**WRITTEN TASK**
Format each line of the data below as a Markdown table with two columns, No. and Text, numbering the rows in order and omitting blank lines.

**DATASET ROWS**
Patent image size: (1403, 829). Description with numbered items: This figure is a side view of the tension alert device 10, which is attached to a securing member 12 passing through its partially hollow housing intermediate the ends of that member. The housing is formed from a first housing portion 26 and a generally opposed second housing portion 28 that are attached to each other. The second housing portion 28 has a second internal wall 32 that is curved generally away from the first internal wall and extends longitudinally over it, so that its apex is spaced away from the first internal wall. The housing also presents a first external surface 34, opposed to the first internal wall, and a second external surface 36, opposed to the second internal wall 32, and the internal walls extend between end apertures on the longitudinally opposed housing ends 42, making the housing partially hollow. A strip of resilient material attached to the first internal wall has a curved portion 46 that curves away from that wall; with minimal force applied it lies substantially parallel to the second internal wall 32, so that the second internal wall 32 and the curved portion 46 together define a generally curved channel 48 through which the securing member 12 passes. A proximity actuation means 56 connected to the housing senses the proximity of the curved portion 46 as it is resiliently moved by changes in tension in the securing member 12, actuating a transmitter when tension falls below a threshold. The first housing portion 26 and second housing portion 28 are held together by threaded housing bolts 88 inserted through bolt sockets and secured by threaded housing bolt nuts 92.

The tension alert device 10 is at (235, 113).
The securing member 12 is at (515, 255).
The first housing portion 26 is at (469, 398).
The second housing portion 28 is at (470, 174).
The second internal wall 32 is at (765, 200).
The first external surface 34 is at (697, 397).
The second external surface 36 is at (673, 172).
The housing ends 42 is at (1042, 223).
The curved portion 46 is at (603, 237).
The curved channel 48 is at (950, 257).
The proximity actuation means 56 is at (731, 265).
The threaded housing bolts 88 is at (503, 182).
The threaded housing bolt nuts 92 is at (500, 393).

**CORRECT RESPONSE**
| No. | Text |
|---|---|
| 1 | Patent image size: (1403, 829). Description with numbered items: This figure is a side view of the tension alert device 10, which is attached to a securing member 12 passing through its partially hollow housing intermediate the ends of that member. The housing is formed from a first housing portion 26 and a generally opposed second housing portion 28 that are attached to each other. The second housing portion 28 has a second internal wall 32 that is curved generally away from the first internal wall and extends longitudinally over it, so that its apex is spaced away from the first internal wall. The housing also presents a first external surface 34, opposed to the first internal wall, and a second external surface 36, opposed to the second internal wall 32, and the internal walls extend between end apertures on the longitudinally opposed housing ends 42, making the housing partially hollow. A strip of resilient material attached to the first internal wall has a curved portion 46 that curves away from that wall; with minimal force applied it lies substantially parallel to the second internal wall 32, so that the second internal wall 32 and the curved portion 46 together define a generally curved channel 48 through which the securing member 12 passes. A proximity actuation means 56 connected to the housing senses the proximity of the curved portion 46 as it is resiliently moved by changes in tension in the securing member 12, actuating a transmitter when tension falls below a threshold. The first housing portion 26 and second housing portion 28 are held together by threaded housing bolts 88 inserted through bolt sockets and secured by threaded housing bolt nuts 92. |
| 2 | The tension alert device 10 is at (235, 113). |
| 3 | The securing member 12 is at (515, 255). |
| 4 | The first housing portion 26 is at (469, 398). |
| 5 | The second housing portion 28 is at (470, 174). |
| 6 | The second internal wall 32 is at (765, 200). |
| 7 | The first external surface 34 is at (697, 397). |
| 8 | The second external surface 36 is at (673, 172). |
| 9 | The housing ends 42 is at (1042, 223). |
| 10 | The curved portion 46 is at (603, 237). |
| 11 | The curved channel 48 is at (950, 257). |
| 12 | The proximity actuation means 56 is at (731, 265). |
| 13 | The threaded housing bolts 88 is at (503, 182). |
| 14 | The threaded housing bolt nuts 92 is at (500, 393). |